(Items listed in a dataset)
= = = = =
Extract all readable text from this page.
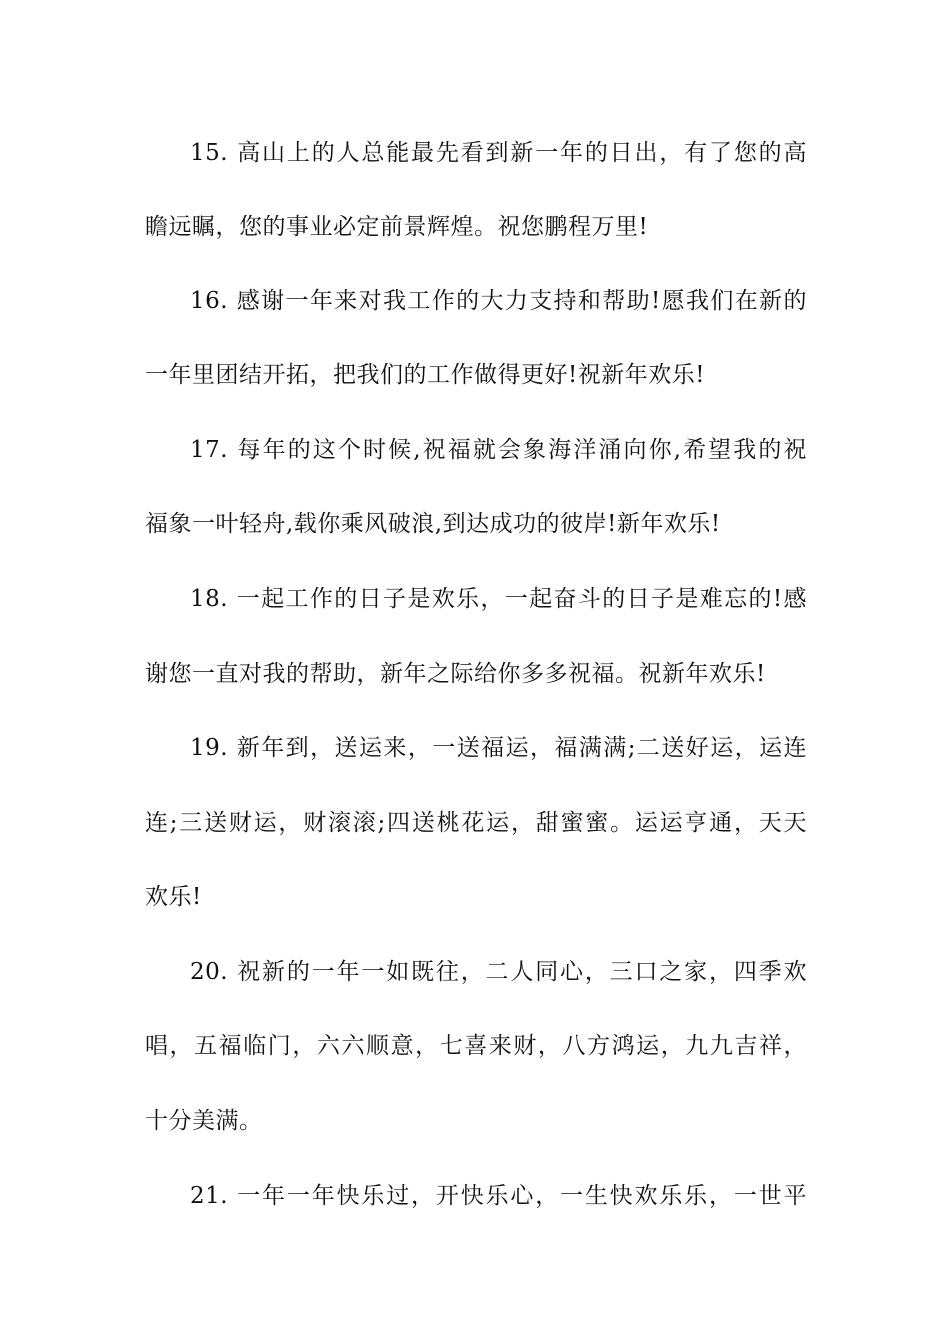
15. 高山上的人总能最先看到新一年的日出，有了您的高
瞻远瞩，您的事业必定前景辉煌。祝您鹏程万里!
16. 感谢一年来对我工作的大力支持和帮助!愿我们在新的
一年里团结开拓，把我们的工作做得更好!祝新年欢乐!
17. 每年的这个时候,祝福就会象海洋涌向你,希望我的祝
福象一叶轻舟,载你乘风破浪,到达成功的彼岸!新年欢乐!
18. 一起工作的日子是欢乐，一起奋斗的日子是难忘的!感
谢您一直对我的帮助，新年之际给你多多祝福。祝新年欢乐!
19. 新年到，送运来，一送福运，福满满;二送好运，运连
连;三送财运，财滚滚;四送桃花运，甜蜜蜜。运运亨通，天天
欢乐!
20. 祝新的一年一如既往，二人同心，三口之家，四季欢
唱，五福临门，六六顺意，七喜来财，八方鸿运，九九吉祥，
十分美满。
21. 一年一年快乐过，开快乐心，一生快欢乐乐，一世平
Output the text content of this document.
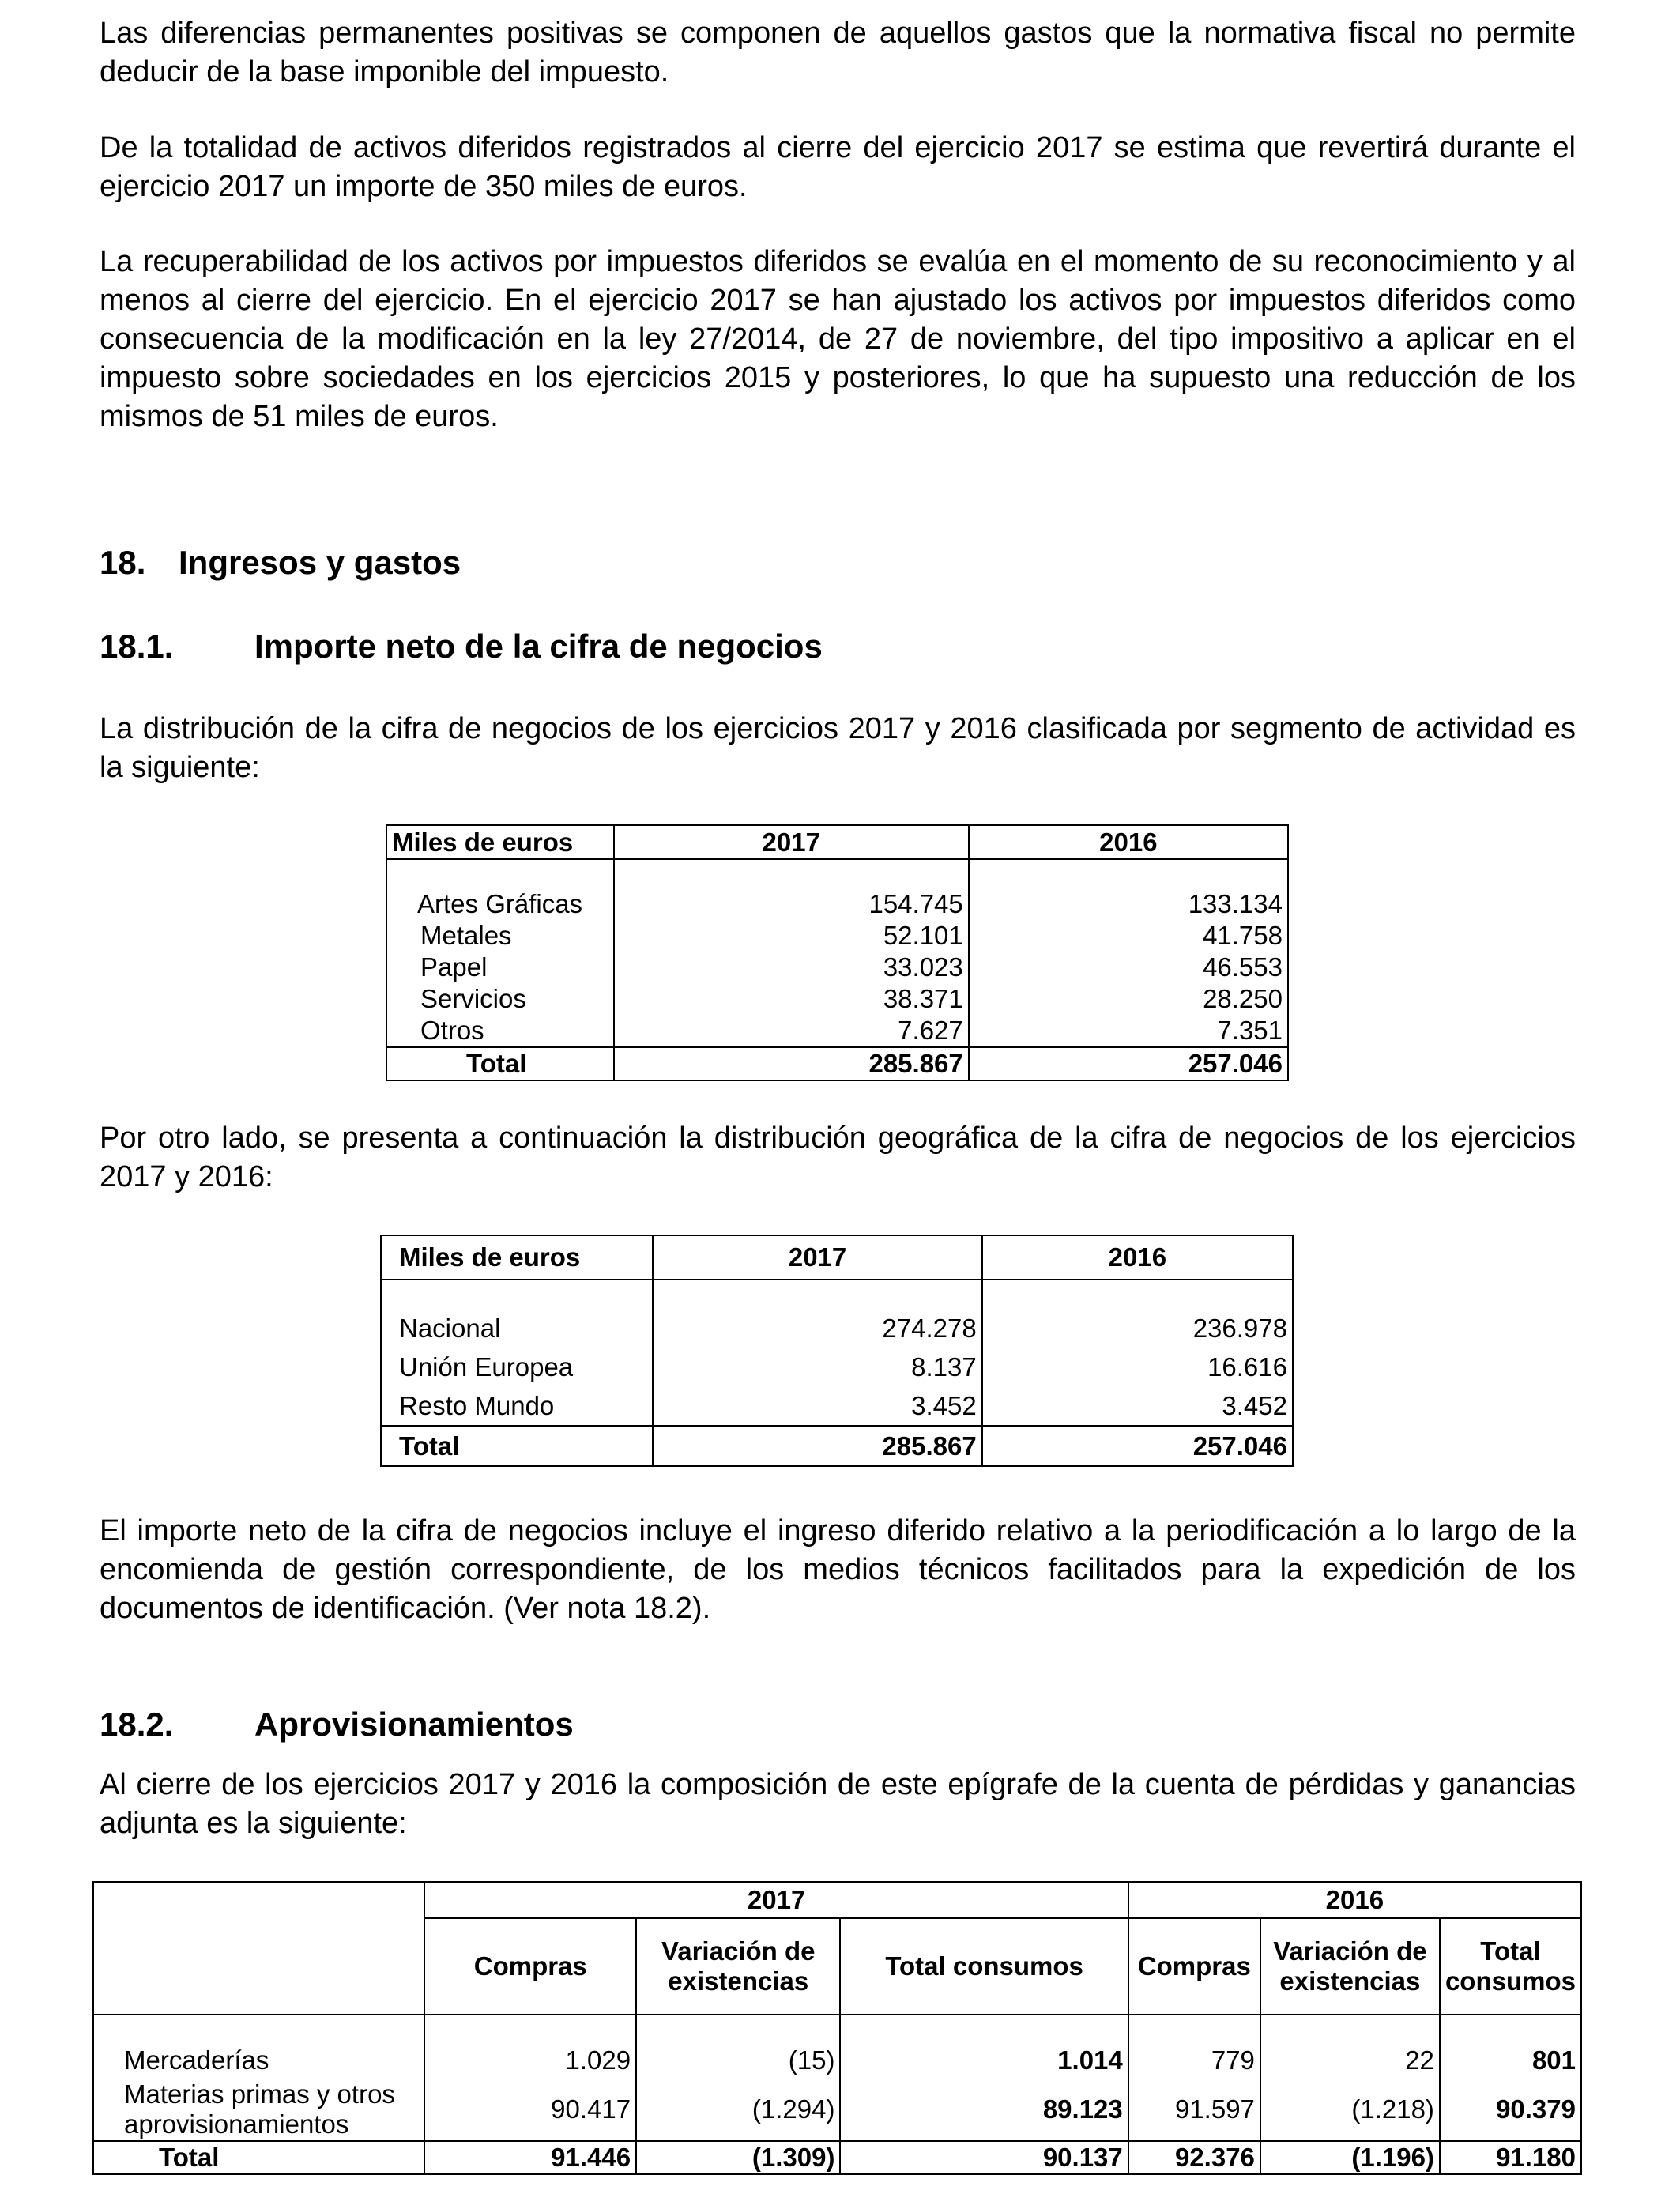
Las diferencias permanentes positivas se componen de aquellos gastos que la normativa fiscal no permite deducir de la base imponible del impuesto.

De la totalidad de activos diferidos registrados al cierre del ejercicio 2017 se estima que revertirá durante el ejercicio 2017 un importe de 350 miles de euros.

La recuperabilidad de los activos por impuestos diferidos se evalúa en el momento de su reconocimiento y al menos al cierre del ejercicio. En el ejercicio 2017 se han ajustado los activos por impuestos diferidos como consecuencia de la modificación en la ley 27/2014, de 27 de noviembre, del tipo impositivo a aplicar en el impuesto sobre sociedades en los ejercicios 2015 y posteriores, lo que ha supuesto una reducción de los mismos de 51 miles de euros.

18. Ingresos y gastos
18.1. Importe neto de la cifra de negocios

La distribución de la cifra de negocios de los ejercicios 2017 y 2016 clasificada por segmento de actividad es la siguiente:

Miles de euros	2017	2016

Artes Gráficas	154.745	133.134
Metales	52.101	41.758
Papel	33.023	46.553
Servicios	38.371	28.250
Otros	7.627	7.351
Total	285.867	257.046

Por otro lado, se presenta a continuación la distribución geográfica de la cifra de negocios de los ejercicios 2017 y 2016:

Miles de euros	2017	2016

Nacional	274.278	236.978
Unión Europea	8.137	16.616
Resto Mundo	3.452	3.452
Total	285.867	257.046

El importe neto de la cifra de negocios incluye el ingreso diferido relativo a la periodificación a lo largo de la encomienda de gestión correspondiente, de los medios técnicos facilitados para la expedición de los documentos de identificación. (Ver nota 18.2).

18.2. Aprovisionamientos

Al cierre de los ejercicios 2017 y 2016 la composición de este epígrafe de la cuenta de pérdidas y ganancias adjunta es la siguiente:

	2017			2016		
	Compras	Variación de existencias	Total consumos	Compras	Variación de existencias	Total consumos

Mercaderías	1.029	(15)	1.014	779	22	801
Materias primas y otros aprovisionamientos	90.417	(1.294)	89.123	91.597	(1.218)	90.379
Total	91.446	(1.309)	90.137	92.376	(1.196)	91.180
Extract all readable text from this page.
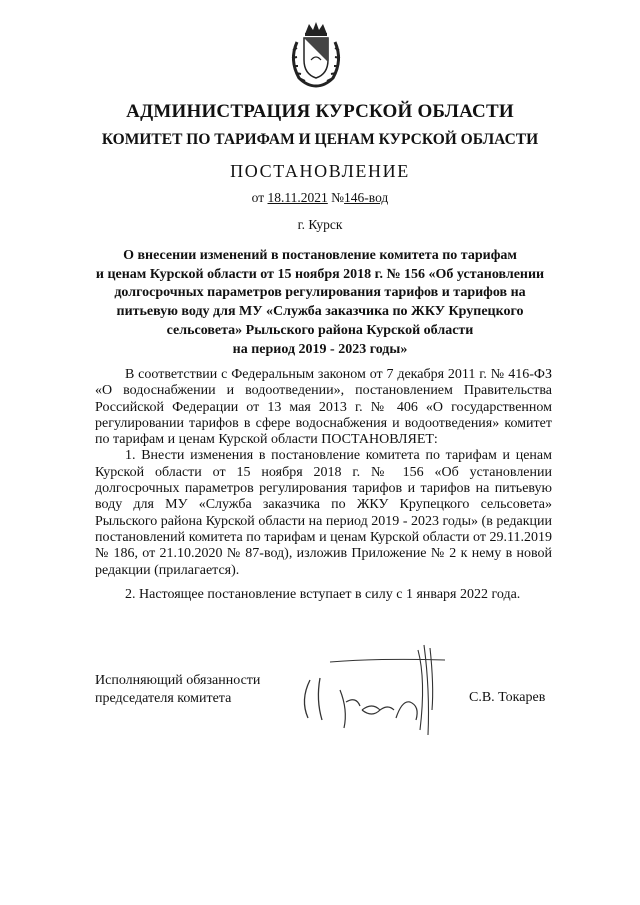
АДМИНИСТРАЦИЯ КУРСКОЙ ОБЛАСТИ
КОМИТЕТ ПО ТАРИФАМ И ЦЕНАМ КУРСКОЙ ОБЛАСТИ
ПОСТАНОВЛЕНИЕ
от 18.11.2021 №146-вод
г. Курск
О внесении изменений в постановление комитета по тарифам
и ценам Курской области от 15 ноября 2018 г. № 156 «Об установлении
долгосрочных параметров регулирования тарифов и тарифов на
питьевую воду для МУ «Служба заказчика по ЖКУ Крупецкого
сельсовета» Рыльского района Курской области
на период 2019 - 2023 годы»

В соответствии с Федеральным законом от 7 декабря 2011 г. № 416-ФЗ «О водоснабжении и водоотведении», постановлением Правительства Российской Федерации от 13 мая 2013 г. № 406 «О государственном регулировании тарифов в сфере водоснабжения и водоотведения» комитет по тарифам и ценам Курской области ПОСТАНОВЛЯЕТ:

1. Внести изменения в постановление комитета по тарифам и ценам Курской области от 15 ноября 2018 г. № 156 «Об установлении долгосрочных параметров регулирования тарифов и тарифов на питьевую воду для МУ «Служба заказчика по ЖКУ Крупецкого сельсовета» Рыльского района Курской области на период 2019 - 2023 годы» (в редакции постановлений комитета по тарифам и ценам Курской области от 29.11.2019 № 186, от 21.10.2020 № 87-вод), изложив Приложение № 2 к нему в новой редакции (прилагается).

2. Настоящее постановление вступает в силу с 1 января 2022 года.

Исполняющий обязанности
председателя комитета	С.В. Токарев
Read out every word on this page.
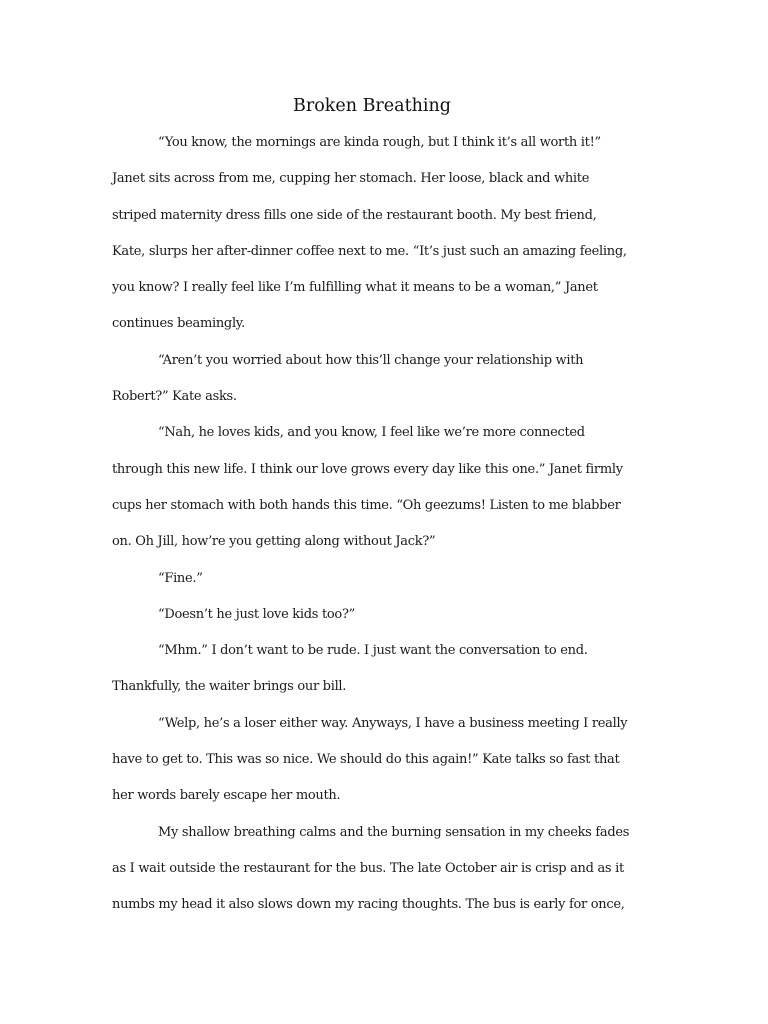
Broken Breathing

“You know, the mornings are kinda rough, but I think it’s all worth it!” Janet sits across from me, cupping her stomach. Her loose, black and white striped maternity dress fills one side of the restaurant booth. My best friend, Kate, slurps her after-dinner coffee next to me. “It’s just such an amazing feeling, you know? I really feel like I’m fulfilling what it means to be a woman,” Janet continues beamingly.

“Aren’t you worried about how this’ll change your relationship with Robert?” Kate asks.

“Nah, he loves kids, and you know, I feel like we’re more connected through this new life. I think our love grows every day like this one.” Janet firmly cups her stomach with both hands this time. “Oh geezums! Listen to me blabber on. Oh Jill, how’re you getting along without Jack?”

“Fine.”

“Doesn’t he just love kids too?”

“Mhm.” I don’t want to be rude. I just want the conversation to end. Thankfully, the waiter brings our bill.

“Welp, he’s a loser either way. Anyways, I have a business meeting I really have to get to. This was so nice. We should do this again!” Kate talks so fast that her words barely escape her mouth.

My shallow breathing calms and the burning sensation in my cheeks fades as I wait outside the restaurant for the bus. The late October air is crisp and as it numbs my head it also slows down my racing thoughts. The bus is early for once,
= = = = =
Stated problem >> Repeat the data exactly, without the pictures.

Exercise output >>
Extract all readable text from this page.
15. 高山上的人总能最先看到新一年的日出，有了您的高
瞻远瞩，您的事业必定前景辉煌。祝您鹏程万里!
16. 感谢一年来对我工作的大力支持和帮助!愿我们在新的
一年里团结开拓，把我们的工作做得更好!祝新年欢乐!
17. 每年的这个时候,祝福就会象海洋涌向你,希望我的祝
福象一叶轻舟,载你乘风破浪,到达成功的彼岸!新年欢乐!
18. 一起工作的日子是欢乐，一起奋斗的日子是难忘的!感
谢您一直对我的帮助，新年之际给你多多祝福。祝新年欢乐!
19. 新年到，送运来，一送福运，福满满;二送好运，运连
连;三送财运，财滚滚;四送桃花运，甜蜜蜜。运运亨通，天天
欢乐!
20. 祝新的一年一如既往，二人同心，三口之家，四季欢
唱，五福临门，六六顺意，七喜来财，八方鸿运，九九吉祥，
十分美满。
21. 一年一年快乐过，开快乐心，一生快欢乐乐，一世平
Output the text content of this document.
Las diferencias permanentes positivas se componen de aquellos gastos que la normativa fiscal no permite deducir de la base imponible del impuesto.

De la totalidad de activos diferidos registrados al cierre del ejercicio 2017 se estima que revertirá durante el ejercicio 2017 un importe de 350 miles de euros.

La recuperabilidad de los activos por impuestos diferidos se evalúa en el momento de su reconocimiento y al menos al cierre del ejercicio. En el ejercicio 2017 se han ajustado los activos por impuestos diferidos como consecuencia de la modificación en la ley 27/2014, de 27 de noviembre, del tipo impositivo a aplicar en el impuesto sobre sociedades en los ejercicios 2015 y posteriores, lo que ha supuesto una reducción de los mismos de 51 miles de euros.

18. Ingresos y gastos
18.1. Importe neto de la cifra de negocios

La distribución de la cifra de negocios de los ejercicios 2017 y 2016 clasificada por segmento de actividad es la siguiente:

Miles de euros	2017	2016

Artes Gráficas	154.745	133.134
Metales	52.101	41.758
Papel	33.023	46.553
Servicios	38.371	28.250
Otros	7.627	7.351
Total	285.867	257.046

Por otro lado, se presenta a continuación la distribución geográfica de la cifra de negocios de los ejercicios 2017 y 2016:

Miles de euros	2017	2016

Nacional	274.278	236.978
Unión Europea	8.137	16.616
Resto Mundo	3.452	3.452
Total	285.867	257.046

El importe neto de la cifra de negocios incluye el ingreso diferido relativo a la periodificación a lo largo de la encomienda de gestión correspondiente, de los medios técnicos facilitados para la expedición de los documentos de identificación. (Ver nota 18.2).

18.2. Aprovisionamientos

Al cierre de los ejercicios 2017 y 2016 la composición de este epígrafe de la cuenta de pérdidas y ganancias adjunta es la siguiente:

	2017			2016		
	Compras	Variación de existencias	Total consumos	Compras	Variación de existencias	Total consumos

Mercaderías	1.029	(15)	1.014	779	22	801
Materias primas y otros aprovisionamientos	90.417	(1.294)	89.123	91.597	(1.218)	90.379
Total	91.446	(1.309)	90.137	92.376	(1.196)	91.180
Extract all readable text from this page.
АДМИНИСТРАЦИЯ КУРСКОЙ ОБЛАСТИ
КОМИТЕТ ПО ТАРИФАМ И ЦЕНАМ КУРСКОЙ ОБЛАСТИ
ПОСТАНОВЛЕНИЕ
от 18.11.2021 №146-вод
г. Курск
О внесении изменений в постановление комитета по тарифам
и ценам Курской области от 15 ноября 2018 г. № 156 «Об установлении
долгосрочных параметров регулирования тарифов и тарифов на
питьевую воду для МУ «Служба заказчика по ЖКУ Крупецкого
сельсовета» Рыльского района Курской области
на период 2019 - 2023 годы»

В соответствии с Федеральным законом от 7 декабря 2011 г. № 416-ФЗ «О водоснабжении и водоотведении», постановлением Правительства Российской Федерации от 13 мая 2013 г. № 406 «О государственном регулировании тарифов в сфере водоснабжения и водоотведения» комитет по тарифам и ценам Курской области ПОСТАНОВЛЯЕТ:

1. Внести изменения в постановление комитета по тарифам и ценам Курской области от 15 ноября 2018 г. № 156 «Об установлении долгосрочных параметров регулирования тарифов и тарифов на питьевую воду для МУ «Служба заказчика по ЖКУ Крупецкого сельсовета» Рыльского района Курской области на период 2019 - 2023 годы» (в редакции постановлений комитета по тарифам и ценам Курской области от 29.11.2019 № 186, от 21.10.2020 № 87-вод), изложив Приложение № 2 к нему в новой редакции (прилагается).

2. Настоящее постановление вступает в силу с 1 января 2022 года.

Исполняющий обязанности
председателя комитета	С.В. Токарев
Read out every word on this page.
Broken Breathing

“You know, the mornings are kinda rough, but I think it’s all worth it!” Janet sits across from me, cupping her stomach. Her loose, black and white striped maternity dress fills one side of the restaurant booth. My best friend, Kate, slurps her after-dinner coffee next to me. “It’s just such an amazing feeling, you know? I really feel like I’m fulfilling what it means to be a woman,” Janet continues beamingly.

“Aren’t you worried about how this’ll change your relationship with Robert?” Kate asks.

“Nah, he loves kids, and you know, I feel like we’re more connected through this new life. I think our love grows every day like this one.” Janet firmly cups her stomach with both hands this time. “Oh geezums! Listen to me blabber on. Oh Jill, how’re you getting along without Jack?”

“Fine.”

“Doesn’t he just love kids too?”

“Mhm.” I don’t want to be rude. I just want the conversation to end. Thankfully, the waiter brings our bill.

“Welp, he’s a loser either way. Anyways, I have a business meeting I really have to get to. This was so nice. We should do this again!” Kate talks so fast that her words barely escape her mouth.

My shallow breathing calms and the burning sensation in my cheeks fades as I wait outside the restaurant for the bus. The late October air is crisp and as it numbs my head it also slows down my racing thoughts. The bus is early for once,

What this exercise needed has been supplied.